[PROBLEM STATEMENT] Reply with one number only: the count of lines below that contain the word "Období".

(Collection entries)
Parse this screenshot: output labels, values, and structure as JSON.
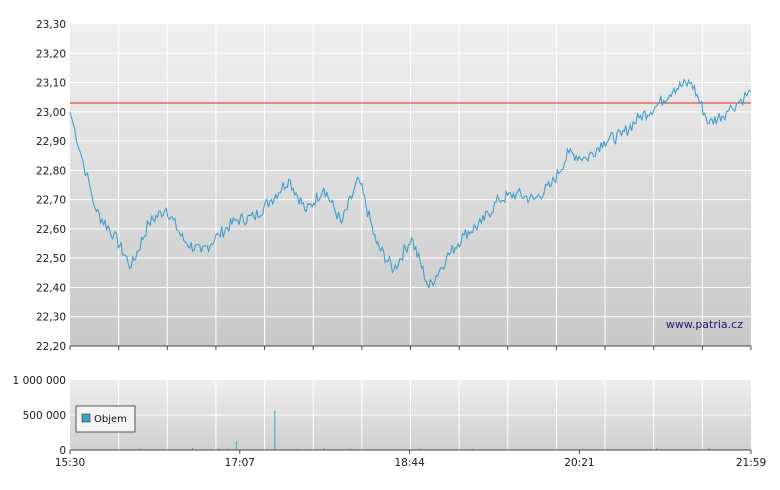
{
  "watermark": "www.patria.cz",
  "colors": {
    "price_line": "#3f9fcb",
    "reference_line": "#e0533f",
    "volume_bar": "#3f9fcb",
    "legend_swatch": "#3f9fcb"
  },
  "chart_data": [
    {
      "type": "line",
      "name": "price",
      "ylim": [
        22.2,
        23.3
      ],
      "yticks": [
        "23,30",
        "23,20",
        "23,10",
        "23,00",
        "22,90",
        "22,80",
        "22,70",
        "22,60",
        "22,50",
        "22,40",
        "22,30",
        "22,20"
      ],
      "reference_value": 23.03,
      "x": [
        "15:30",
        "15:45",
        "15:55",
        "16:05",
        "16:15",
        "16:25",
        "16:35",
        "16:45",
        "16:55",
        "17:05",
        "17:15",
        "17:25",
        "17:35",
        "17:45",
        "17:55",
        "18:05",
        "18:15",
        "18:25",
        "18:35",
        "18:45",
        "18:55",
        "19:05",
        "19:15",
        "19:25",
        "19:35",
        "19:45",
        "19:55",
        "20:05",
        "20:15",
        "20:25",
        "20:35",
        "20:45",
        "20:55",
        "21:05",
        "21:15",
        "21:25",
        "21:35",
        "21:45",
        "21:59"
      ],
      "values": [
        23.0,
        22.66,
        22.58,
        22.47,
        22.62,
        22.67,
        22.56,
        22.52,
        22.58,
        22.63,
        22.64,
        22.7,
        22.77,
        22.66,
        22.74,
        22.62,
        22.77,
        22.55,
        22.46,
        22.57,
        22.4,
        22.5,
        22.58,
        22.62,
        22.7,
        22.72,
        22.7,
        22.75,
        22.86,
        22.84,
        22.9,
        22.92,
        22.98,
        23.02,
        23.08,
        23.1,
        22.96,
        23.0,
        23.07
      ]
    },
    {
      "type": "bar",
      "name": "volume",
      "ylim": [
        0,
        1000000
      ],
      "yticks": [
        "1 000 000",
        "500 000",
        "0"
      ],
      "legend": "Objem",
      "xticks": [
        "15:30",
        "17:07",
        "18:44",
        "20:21",
        "21:59"
      ],
      "x": [
        "16:10",
        "16:40",
        "16:55",
        "17:00",
        "17:05",
        "17:27",
        "17:40",
        "17:55",
        "18:10",
        "18:50",
        "19:20",
        "20:30",
        "21:05",
        "21:35"
      ],
      "values": [
        20000,
        30000,
        25000,
        20000,
        120000,
        560000,
        15000,
        30000,
        18000,
        20000,
        15000,
        15000,
        25000,
        30000
      ]
    }
  ]
}
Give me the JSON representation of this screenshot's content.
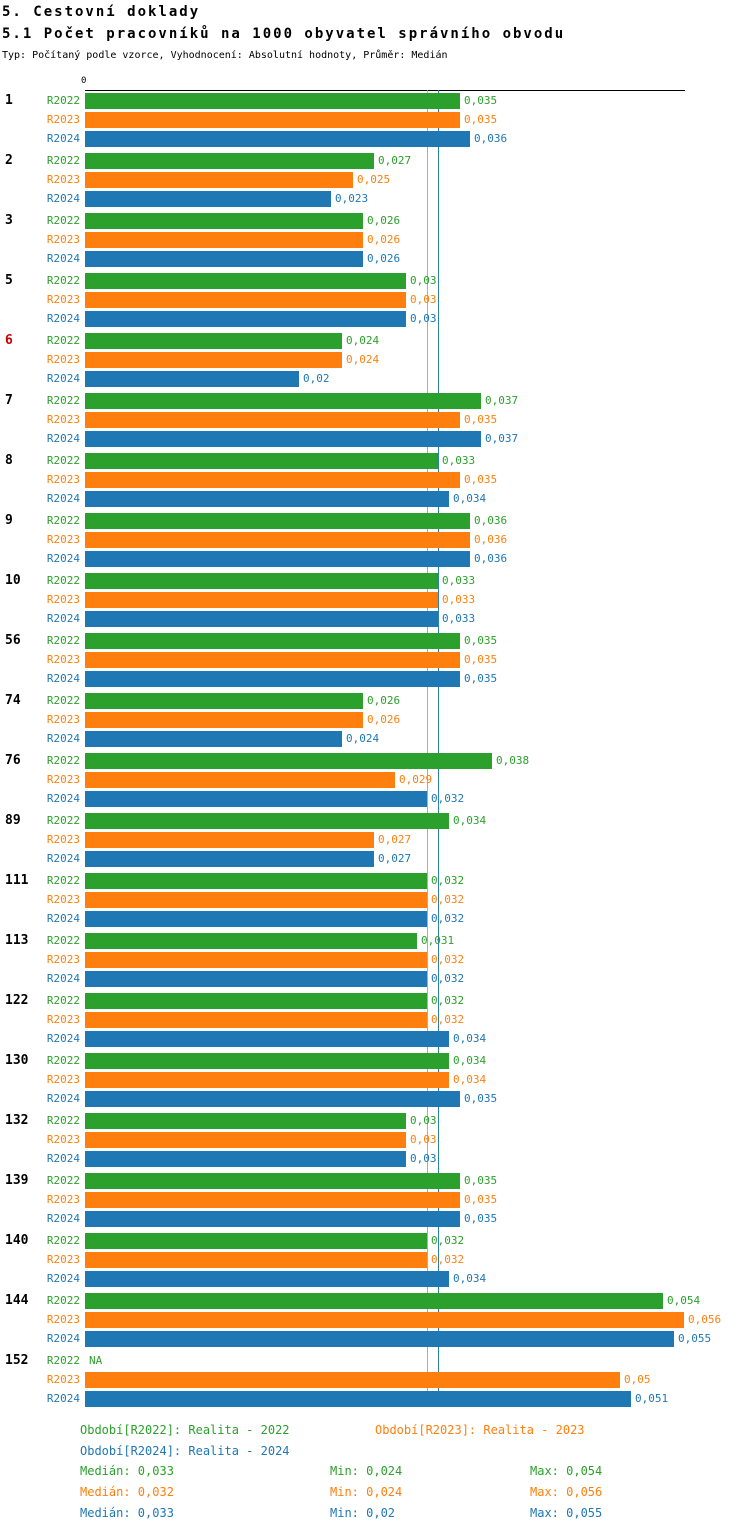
{
  "header": {
    "title": "5. Cestovní doklady",
    "subtitle": "5.1 Počet pracovníků na 1000 obyvatel správního obvodu",
    "meta": "Typ: Počítaný podle vzorce, Vyhodnocení: Absolutní hodnoty, Průměr: Medián"
  },
  "chart_data": {
    "type": "bar",
    "orientation": "horizontal",
    "title": "5.1 Počet pracovníků na 1000 obyvatel správního obvodu",
    "xlim": [
      0,
      0.056
    ],
    "axis": {
      "origin_label": "0"
    },
    "series_names": [
      "R2022",
      "R2023",
      "R2024"
    ],
    "series_colors": [
      "#2ca02c",
      "#ff7f0e",
      "#1f77b4"
    ],
    "highlight_color": "#cc0000",
    "median_lines": [
      {
        "series": "R2023",
        "value": 0.032,
        "color": "#ff7f0e"
      },
      {
        "series": "R2022",
        "value": 0.033,
        "color": "#2ca02c"
      },
      {
        "series": "R2024",
        "value": 0.033,
        "color": "#1f77b4"
      }
    ],
    "groups": [
      {
        "category": "1",
        "highlight": false,
        "values": [
          0.035,
          0.035,
          0.036
        ],
        "labels": [
          "0,035",
          "0,035",
          "0,036"
        ]
      },
      {
        "category": "2",
        "highlight": false,
        "values": [
          0.027,
          0.025,
          0.023
        ],
        "labels": [
          "0,027",
          "0,025",
          "0,023"
        ]
      },
      {
        "category": "3",
        "highlight": false,
        "values": [
          0.026,
          0.026,
          0.026
        ],
        "labels": [
          "0,026",
          "0,026",
          "0,026"
        ]
      },
      {
        "category": "5",
        "highlight": false,
        "values": [
          0.03,
          0.03,
          0.03
        ],
        "labels": [
          "0,03",
          "0,03",
          "0,03"
        ]
      },
      {
        "category": "6",
        "highlight": true,
        "values": [
          0.024,
          0.024,
          0.02
        ],
        "labels": [
          "0,024",
          "0,024",
          "0,02"
        ]
      },
      {
        "category": "7",
        "highlight": false,
        "values": [
          0.037,
          0.035,
          0.037
        ],
        "labels": [
          "0,037",
          "0,035",
          "0,037"
        ]
      },
      {
        "category": "8",
        "highlight": false,
        "values": [
          0.033,
          0.035,
          0.034
        ],
        "labels": [
          "0,033",
          "0,035",
          "0,034"
        ]
      },
      {
        "category": "9",
        "highlight": false,
        "values": [
          0.036,
          0.036,
          0.036
        ],
        "labels": [
          "0,036",
          "0,036",
          "0,036"
        ]
      },
      {
        "category": "10",
        "highlight": false,
        "values": [
          0.033,
          0.033,
          0.033
        ],
        "labels": [
          "0,033",
          "0,033",
          "0,033"
        ]
      },
      {
        "category": "56",
        "highlight": false,
        "values": [
          0.035,
          0.035,
          0.035
        ],
        "labels": [
          "0,035",
          "0,035",
          "0,035"
        ]
      },
      {
        "category": "74",
        "highlight": false,
        "values": [
          0.026,
          0.026,
          0.024
        ],
        "labels": [
          "0,026",
          "0,026",
          "0,024"
        ]
      },
      {
        "category": "76",
        "highlight": false,
        "values": [
          0.038,
          0.029,
          0.032
        ],
        "labels": [
          "0,038",
          "0,029",
          "0,032"
        ]
      },
      {
        "category": "89",
        "highlight": false,
        "values": [
          0.034,
          0.027,
          0.027
        ],
        "labels": [
          "0,034",
          "0,027",
          "0,027"
        ]
      },
      {
        "category": "111",
        "highlight": false,
        "values": [
          0.032,
          0.032,
          0.032
        ],
        "labels": [
          "0,032",
          "0,032",
          "0,032"
        ]
      },
      {
        "category": "113",
        "highlight": false,
        "values": [
          0.031,
          0.032,
          0.032
        ],
        "labels": [
          "0,031",
          "0,032",
          "0,032"
        ]
      },
      {
        "category": "122",
        "highlight": false,
        "values": [
          0.032,
          0.032,
          0.034
        ],
        "labels": [
          "0,032",
          "0,032",
          "0,034"
        ]
      },
      {
        "category": "130",
        "highlight": false,
        "values": [
          0.034,
          0.034,
          0.035
        ],
        "labels": [
          "0,034",
          "0,034",
          "0,035"
        ]
      },
      {
        "category": "132",
        "highlight": false,
        "values": [
          0.03,
          0.03,
          0.03
        ],
        "labels": [
          "0,03",
          "0,03",
          "0,03"
        ]
      },
      {
        "category": "139",
        "highlight": false,
        "values": [
          0.035,
          0.035,
          0.035
        ],
        "labels": [
          "0,035",
          "0,035",
          "0,035"
        ]
      },
      {
        "category": "140",
        "highlight": false,
        "values": [
          0.032,
          0.032,
          0.034
        ],
        "labels": [
          "0,032",
          "0,032",
          "0,034"
        ]
      },
      {
        "category": "144",
        "highlight": false,
        "values": [
          0.054,
          0.056,
          0.055
        ],
        "labels": [
          "0,054",
          "0,056",
          "0,055"
        ]
      },
      {
        "category": "152",
        "highlight": false,
        "values": [
          null,
          0.05,
          0.051
        ],
        "labels": [
          "NA",
          "0,05",
          "0,051"
        ]
      }
    ],
    "legend": [
      {
        "label": "Období[R2022]: Realita - 2022",
        "color": "#2ca02c"
      },
      {
        "label": "Období[R2023]: Realita - 2023",
        "color": "#ff7f0e"
      },
      {
        "label": "Období[R2024]: Realita - 2024",
        "color": "#1f77b4"
      }
    ],
    "stats": [
      {
        "color": "#2ca02c",
        "median_label": "Medián: 0,033",
        "min_label": "Min: 0,024",
        "max_label": "Max: 0,054"
      },
      {
        "color": "#ff7f0e",
        "median_label": "Medián: 0,032",
        "min_label": "Min: 0,024",
        "max_label": "Max: 0,056"
      },
      {
        "color": "#1f77b4",
        "median_label": "Medián: 0,033",
        "min_label": "Min: 0,02",
        "max_label": "Max: 0,055"
      }
    ]
  }
}
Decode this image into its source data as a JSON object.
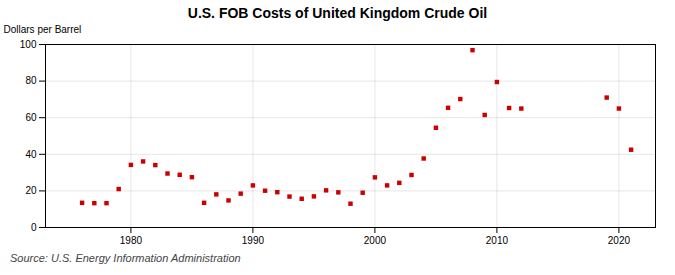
{
  "chart_data": {
    "type": "scatter",
    "title": "U.S. FOB Costs of United Kingdom Crude Oil",
    "ylabel": "Dollars per Barrel",
    "annotation": "Source: U.S. Energy Information Administration",
    "color": "#cc0000",
    "marker": "square",
    "grid": true,
    "xlim": [
      1973,
      2023
    ],
    "ylim": [
      0,
      100
    ],
    "xticks": [
      1980,
      1990,
      2000,
      2010,
      2020
    ],
    "yticks": [
      0,
      20,
      40,
      60,
      80,
      100
    ],
    "x": [
      1976,
      1977,
      1978,
      1979,
      1980,
      1981,
      1982,
      1983,
      1984,
      1985,
      1986,
      1987,
      1988,
      1989,
      1990,
      1991,
      1992,
      1993,
      1994,
      1995,
      1996,
      1997,
      1998,
      1999,
      2000,
      2001,
      2002,
      2003,
      2004,
      2005,
      2006,
      2007,
      2008,
      2009,
      2010,
      2011,
      2012,
      2019,
      2020,
      2021
    ],
    "values": [
      13.5,
      13.3,
      13.3,
      21.0,
      34.2,
      36.1,
      34.1,
      29.5,
      28.8,
      27.5,
      13.5,
      18.1,
      14.8,
      18.5,
      23.0,
      20.1,
      19.3,
      16.9,
      15.7,
      17.0,
      20.3,
      19.2,
      13.0,
      19.0,
      27.4,
      23.0,
      24.4,
      28.7,
      37.7,
      54.5,
      65.4,
      70.2,
      96.9,
      61.5,
      79.5,
      65.3,
      65.0,
      71.0,
      65.0,
      42.5
    ]
  }
}
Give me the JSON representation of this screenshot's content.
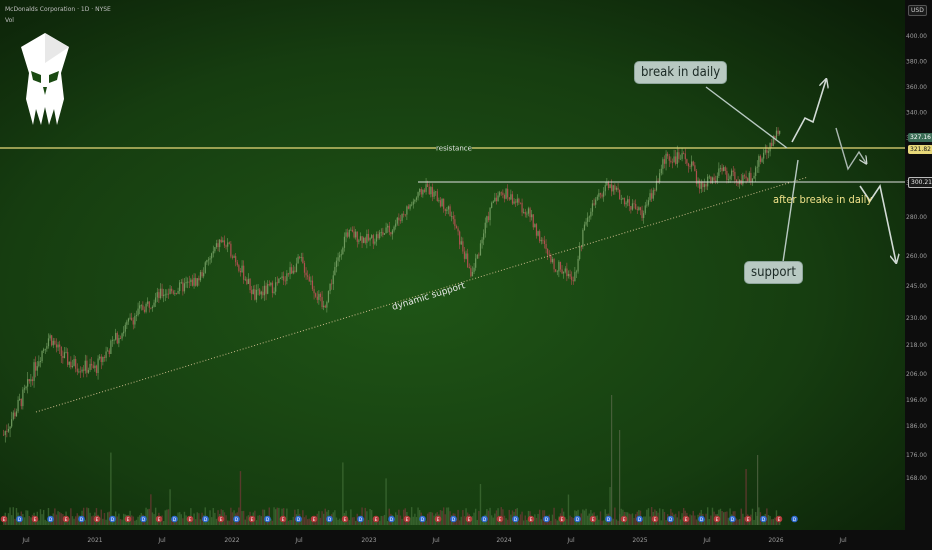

[WRITTEN ANSWER] 3